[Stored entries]
━━━━━━━━
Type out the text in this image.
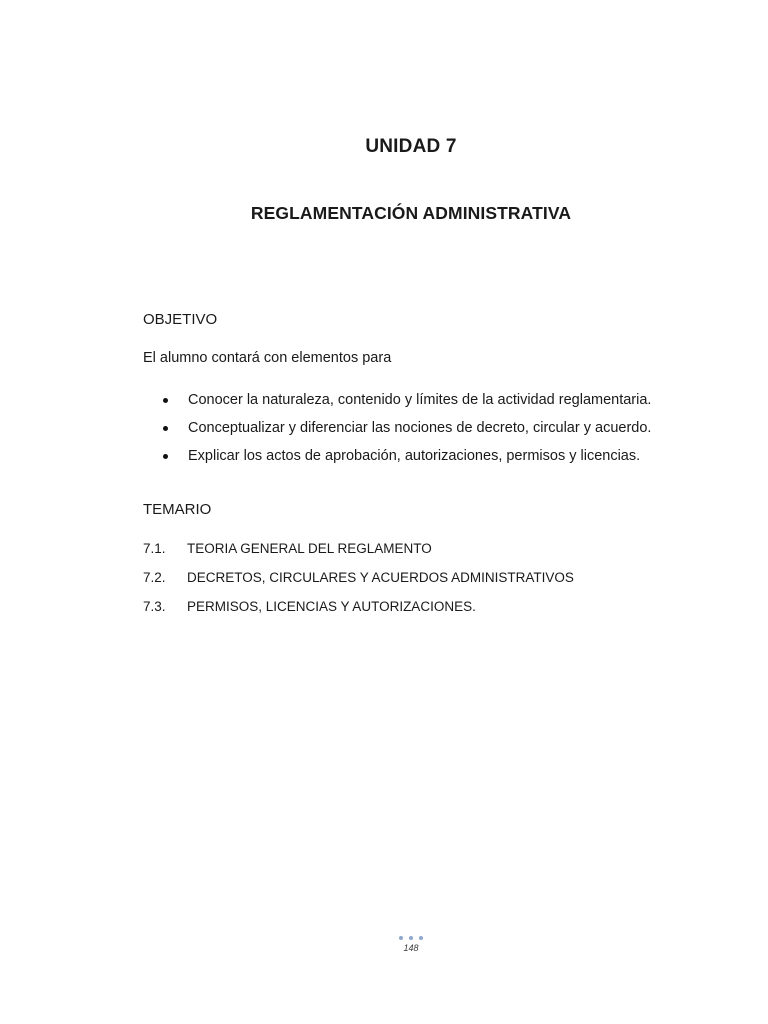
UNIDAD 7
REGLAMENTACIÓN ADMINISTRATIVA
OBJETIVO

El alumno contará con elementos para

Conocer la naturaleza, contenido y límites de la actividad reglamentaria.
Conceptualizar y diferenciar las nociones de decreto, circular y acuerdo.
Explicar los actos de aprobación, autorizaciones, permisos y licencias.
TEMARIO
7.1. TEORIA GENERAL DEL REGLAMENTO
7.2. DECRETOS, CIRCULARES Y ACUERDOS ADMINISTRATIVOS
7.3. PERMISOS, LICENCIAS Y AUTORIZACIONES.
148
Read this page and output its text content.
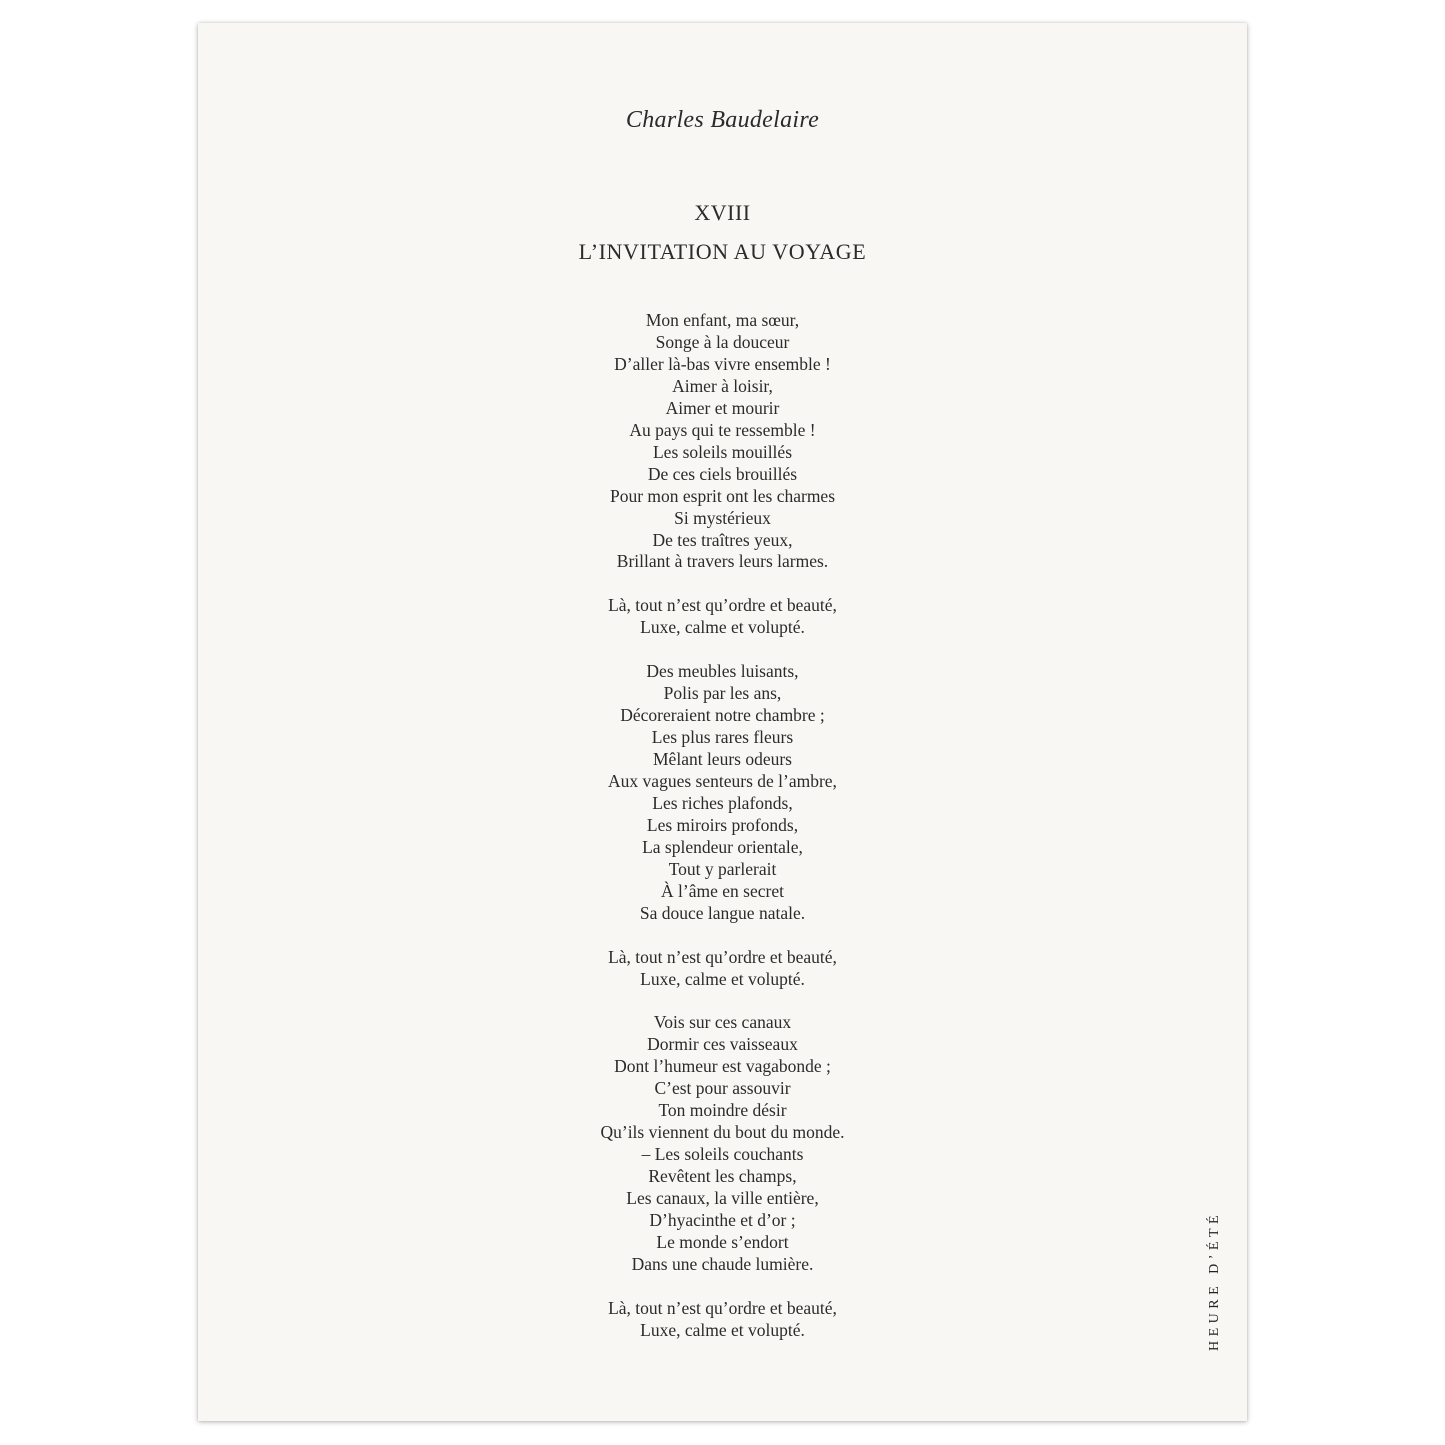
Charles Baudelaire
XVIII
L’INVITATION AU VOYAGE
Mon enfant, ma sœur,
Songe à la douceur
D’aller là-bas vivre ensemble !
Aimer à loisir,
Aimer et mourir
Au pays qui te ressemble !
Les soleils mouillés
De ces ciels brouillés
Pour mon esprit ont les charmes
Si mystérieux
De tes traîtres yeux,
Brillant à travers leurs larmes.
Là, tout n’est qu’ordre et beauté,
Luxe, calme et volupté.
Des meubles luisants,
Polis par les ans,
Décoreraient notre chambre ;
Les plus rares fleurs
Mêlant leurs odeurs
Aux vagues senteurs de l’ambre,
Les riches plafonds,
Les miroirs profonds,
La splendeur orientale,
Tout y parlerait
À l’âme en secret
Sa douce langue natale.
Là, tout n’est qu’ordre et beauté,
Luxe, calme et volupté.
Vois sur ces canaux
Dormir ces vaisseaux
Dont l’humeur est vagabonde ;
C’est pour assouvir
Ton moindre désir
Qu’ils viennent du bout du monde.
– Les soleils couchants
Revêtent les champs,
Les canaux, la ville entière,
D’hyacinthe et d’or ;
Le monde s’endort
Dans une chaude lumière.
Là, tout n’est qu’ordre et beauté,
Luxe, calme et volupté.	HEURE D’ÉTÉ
━━━━━━━━
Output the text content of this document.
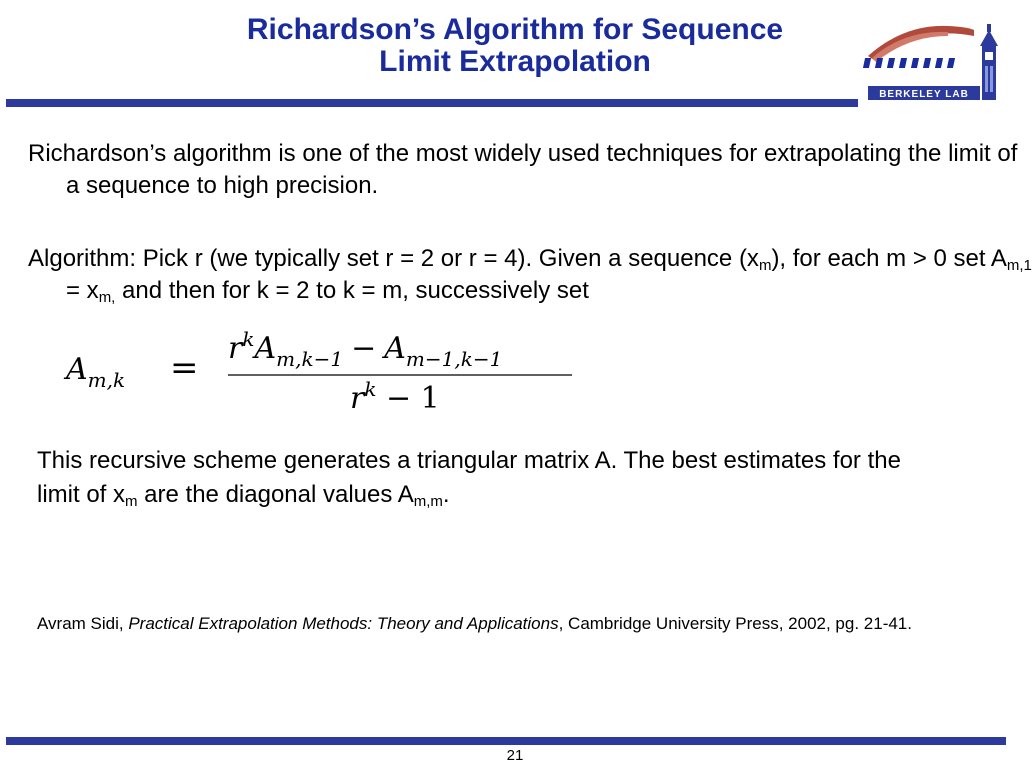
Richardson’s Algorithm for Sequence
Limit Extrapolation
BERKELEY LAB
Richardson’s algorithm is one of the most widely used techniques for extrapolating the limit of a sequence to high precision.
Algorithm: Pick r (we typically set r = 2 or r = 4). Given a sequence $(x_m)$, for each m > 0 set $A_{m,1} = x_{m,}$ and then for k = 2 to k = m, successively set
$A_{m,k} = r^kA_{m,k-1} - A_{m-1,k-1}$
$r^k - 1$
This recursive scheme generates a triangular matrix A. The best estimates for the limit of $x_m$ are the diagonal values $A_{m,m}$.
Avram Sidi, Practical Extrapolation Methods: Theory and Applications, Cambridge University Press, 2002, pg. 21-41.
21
━━━━━━━━
### What is required:
In the listing above, find the lines holding the word "Richardson" and copy them.

### Written solution:
Richardson’s Algorithm for Sequence
Richardson’s algorithm is one of the most widely used techniques for extrapolating the limit of a sequence to high precision.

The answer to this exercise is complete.